Request: Which lines hold the word "использования"? Copy each of them.

Stored records:
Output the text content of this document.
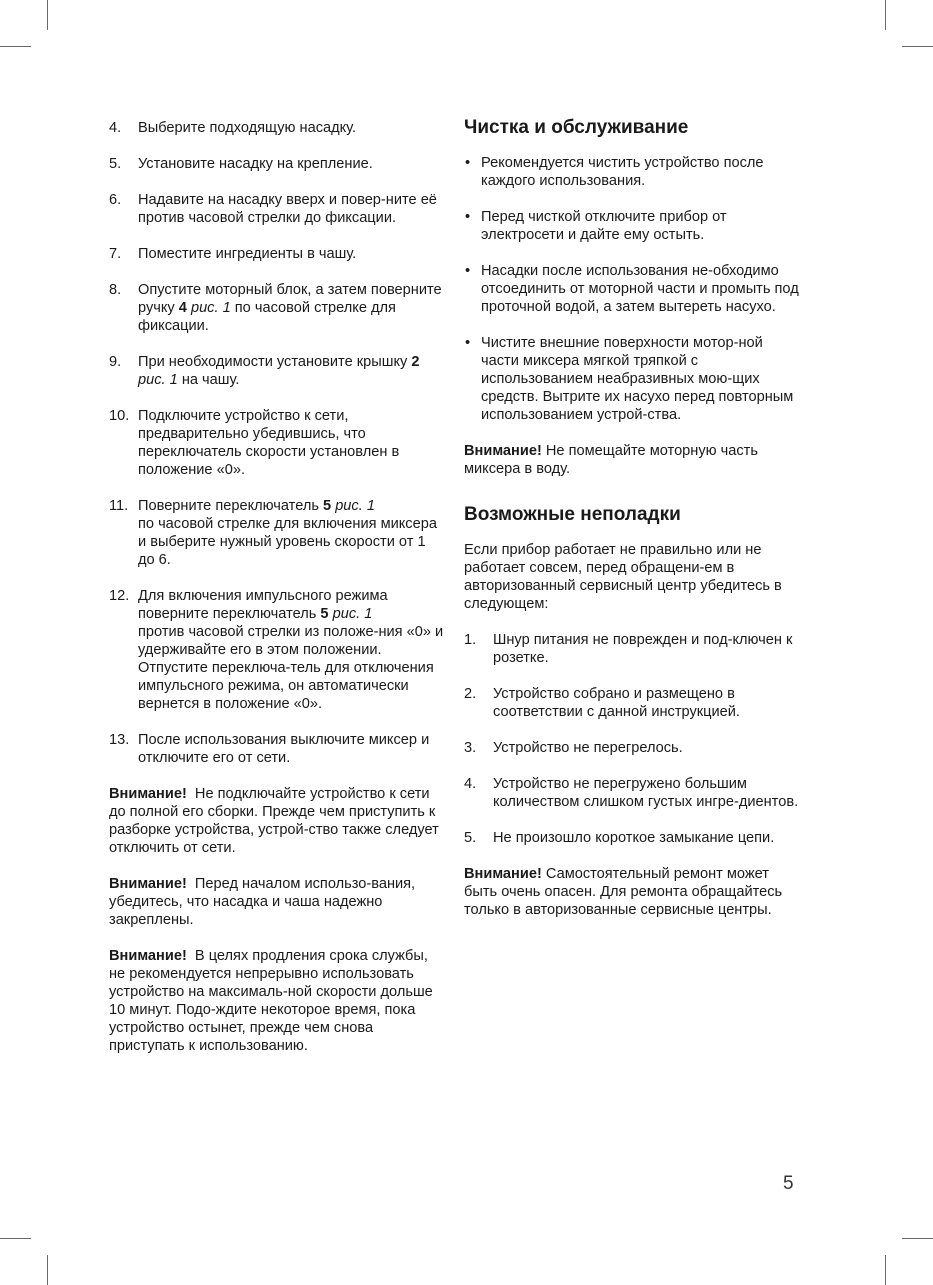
4. Выберите подходящую насадку.
5. Установите насадку на крепление.
6. Надавите на насадку вверх и повер-ните её против часовой стрелки до фиксации.
7. Поместите ингредиенты в чашу.
8. Опустите моторный блок, а затем поверните ручку 4 рис. 1 по часовой стрелке для фиксации.
9. При необходимости установите крышку 2 рис. 1 на чашу.
10. Подключите устройство к сети, предварительно убедившись, что переключатель скорости установлен в положение «0».
11. Поверните переключатель 5 рис. 1
по часовой стрелке для включения миксера и выберите нужный уровень скорости от 1 до 6.
12. Для включения импульсного режима поверните переключатель 5 рис. 1
против часовой стрелки из положе-ния «0» и удерживайте его в этом положении. Отпустите переключа-тель для отключения импульсного режима, он автоматически вернется в положение «0».
13. После использования выключите миксер и отключите его от сети.

Внимание! Не подключайте устройство к сети до полной его сборки. Прежде чем приступить к разборке устройства, устрой-ство также следует отключить от сети.

Внимание! Перед началом использо-вания, убедитесь, что насадка и чаша надежно закреплены.

Внимание! В целях продления срока службы, не рекомендуется непрерывно использовать устройство на максималь-ной скорости дольше 10 минут. Подо-ждите некоторое время, пока устройство остынет, прежде чем снова приступать к использованию.

Чистка и обслуживание
• Рекомендуется чистить устройство после каждого использования.
• Перед чисткой отключите прибор от электросети и дайте ему остыть.
• Насадки после использования не-обходимо отсоединить от моторной части и промыть под проточной водой, а затем вытереть насухо.
• Чистите внешние поверхности мотор-ной части миксера мягкой тряпкой с использованием неабразивных мою-щих средств. Вытрите их насухо перед повторным использованием устрой-ства.

Внимание! Не помещайте моторную часть миксера в воду.

Возможные неполадки

Если прибор работает не правильно или не работает совсем, перед обращени-ем в авторизованный сервисный центр убедитесь в следующем:

1. Шнур питания не поврежден и под-ключен к розетке.
2. Устройство собрано и размещено в соответствии с данной инструкцией.
3. Устройство не перегрелось.
4. Устройство не перегружено большим количеством слишком густых ингре-диентов.
5. Не произошло короткое замыкание цепи.

Внимание! Самостоятельный ремонт может быть очень опасен. Для ремонта обращайтесь только в авторизованные сервисные центры.

5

Response:
13. После использования выключите миксер и отключите его от сети.
• Рекомендуется чистить устройство после каждого использования.
• Насадки после использования не-обходимо отсоединить от моторной части и промыть под проточной водой, а затем вытереть насухо.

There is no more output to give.